● INSTRUCTIONS FOR THE TASK
Provide an exact transcription of all the records.

[Dataset items]
↓↓↓

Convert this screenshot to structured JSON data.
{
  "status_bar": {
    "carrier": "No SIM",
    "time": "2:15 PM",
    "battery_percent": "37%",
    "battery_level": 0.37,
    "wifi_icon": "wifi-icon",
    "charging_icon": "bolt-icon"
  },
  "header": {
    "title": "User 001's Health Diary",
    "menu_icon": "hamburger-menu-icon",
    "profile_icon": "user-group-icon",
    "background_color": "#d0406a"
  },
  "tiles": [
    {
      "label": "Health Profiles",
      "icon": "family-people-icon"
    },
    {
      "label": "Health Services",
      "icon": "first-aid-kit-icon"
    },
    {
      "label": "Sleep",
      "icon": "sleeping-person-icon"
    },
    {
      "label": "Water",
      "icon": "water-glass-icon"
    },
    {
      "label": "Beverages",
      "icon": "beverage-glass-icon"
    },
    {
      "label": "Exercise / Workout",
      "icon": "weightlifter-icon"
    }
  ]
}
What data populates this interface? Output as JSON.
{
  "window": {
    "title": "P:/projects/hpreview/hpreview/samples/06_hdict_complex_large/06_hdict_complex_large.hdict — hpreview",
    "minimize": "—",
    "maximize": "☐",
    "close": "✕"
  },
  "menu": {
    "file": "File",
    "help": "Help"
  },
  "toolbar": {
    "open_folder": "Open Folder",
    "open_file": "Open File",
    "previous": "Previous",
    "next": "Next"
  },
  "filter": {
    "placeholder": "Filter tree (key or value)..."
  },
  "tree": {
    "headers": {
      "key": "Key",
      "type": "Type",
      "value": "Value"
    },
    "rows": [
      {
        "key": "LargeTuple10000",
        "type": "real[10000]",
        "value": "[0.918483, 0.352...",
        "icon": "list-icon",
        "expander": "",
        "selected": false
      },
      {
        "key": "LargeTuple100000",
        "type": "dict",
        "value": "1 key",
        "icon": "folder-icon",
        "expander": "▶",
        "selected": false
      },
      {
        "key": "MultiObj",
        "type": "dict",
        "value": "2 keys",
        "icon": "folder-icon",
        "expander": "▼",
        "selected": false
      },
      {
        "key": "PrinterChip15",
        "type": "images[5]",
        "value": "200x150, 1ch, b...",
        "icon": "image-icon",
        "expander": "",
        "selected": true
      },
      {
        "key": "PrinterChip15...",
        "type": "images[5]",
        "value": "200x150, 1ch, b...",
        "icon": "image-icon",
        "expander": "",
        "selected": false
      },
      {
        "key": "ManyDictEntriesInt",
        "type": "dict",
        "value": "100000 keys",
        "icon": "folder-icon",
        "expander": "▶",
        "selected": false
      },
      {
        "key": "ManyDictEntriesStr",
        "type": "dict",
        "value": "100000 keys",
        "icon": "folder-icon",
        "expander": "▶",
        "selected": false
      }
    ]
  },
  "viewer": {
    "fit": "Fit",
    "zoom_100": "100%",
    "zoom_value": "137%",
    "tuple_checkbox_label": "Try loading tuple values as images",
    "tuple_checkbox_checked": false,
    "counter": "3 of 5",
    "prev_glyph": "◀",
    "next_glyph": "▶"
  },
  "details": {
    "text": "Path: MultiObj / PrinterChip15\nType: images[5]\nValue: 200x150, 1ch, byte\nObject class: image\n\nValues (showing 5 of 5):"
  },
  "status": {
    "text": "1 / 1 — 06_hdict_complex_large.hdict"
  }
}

↑↑↑

● RESPONSE TO THE TASK
Convert this screenshot to structured JSON data.
{
  "status_bar": {
    "carrier": "No SIM",
    "time": "2:15 PM",
    "battery_percent": "37%",
    "battery_level": 0.37,
    "wifi_icon": "wifi-icon",
    "charging_icon": "bolt-icon"
  },
  "header": {
    "title": "User 001's Health Diary",
    "menu_icon": "hamburger-menu-icon",
    "profile_icon": "user-group-icon",
    "background_color": "#d0406a"
  },
  "tiles": [
    {
      "label": "Health Profiles",
      "icon": "family-people-icon"
    },
    {
      "label": "Health Services",
      "icon": "first-aid-kit-icon"
    },
    {
      "label": "Sleep",
      "icon": "sleeping-person-icon"
    },
    {
      "label": "Water",
      "icon": "water-glass-icon"
    },
    {
      "label": "Beverages",
      "icon": "beverage-glass-icon"
    },
    {
      "label": "Exercise / Workout",
      "icon": "weightlifter-icon"
    }
  ]
}
What data populates this interface? Output as JSON.
{
  "window": {
    "title": "P:/projects/hpreview/hpreview/samples/06_hdict_complex_large/06_hdict_complex_large.hdict — hpreview",
    "minimize": "—",
    "maximize": "☐",
    "close": "✕"
  },
  "menu": {
    "file": "File",
    "help": "Help"
  },
  "toolbar": {
    "open_folder": "Open Folder",
    "open_file": "Open File",
    "previous": "Previous",
    "next": "Next"
  },
  "filter": {
    "placeholder": "Filter tree (key or value)..."
  },
  "tree": {
    "headers": {
      "key": "Key",
      "type": "Type",
      "value": "Value"
    },
    "rows": [
      {
        "key": "LargeTuple10000",
        "type": "real[10000]",
        "value": "[0.918483, 0.352...",
        "icon": "list-icon",
        "expander": "",
        "selected": false
      },
      {
        "key": "LargeTuple100000",
        "type": "dict",
        "value": "1 key",
        "icon": "folder-icon",
        "expander": "▶",
        "selected": false
      },
      {
        "key": "MultiObj",
        "type": "dict",
        "value": "2 keys",
        "icon": "folder-icon",
        "expander": "▼",
        "selected": false
      },
      {
        "key": "PrinterChip15",
        "type": "images[5]",
        "value": "200x150, 1ch, b...",
        "icon": "image-icon",
        "expander": "",
        "selected": true
      },
      {
        "key": "PrinterChip15...",
        "type": "images[5]",
        "value": "200x150, 1ch, b...",
        "icon": "image-icon",
        "expander": "",
        "selected": false
      },
      {
        "key": "ManyDictEntriesInt",
        "type": "dict",
        "value": "100000 keys",
        "icon": "folder-icon",
        "expander": "▶",
        "selected": false
      },
      {
        "key": "ManyDictEntriesStr",
        "type": "dict",
        "value": "100000 keys",
        "icon": "folder-icon",
        "expander": "▶",
        "selected": false
      }
    ]
  },
  "viewer": {
    "fit": "Fit",
    "zoom_100": "100%",
    "zoom_value": "137%",
    "tuple_checkbox_label": "Try loading tuple values as images",
    "tuple_checkbox_checked": false,
    "counter": "3 of 5",
    "prev_glyph": "◀",
    "next_glyph": "▶"
  },
  "details": {
    "text": "Path: MultiObj / PrinterChip15\nType: images[5]\nValue: 200x150, 1ch, byte\nObject class: image\n\nValues (showing 5 of 5):"
  },
  "status": {
    "text": "1 / 1 — 06_hdict_complex_large.hdict"
  }
}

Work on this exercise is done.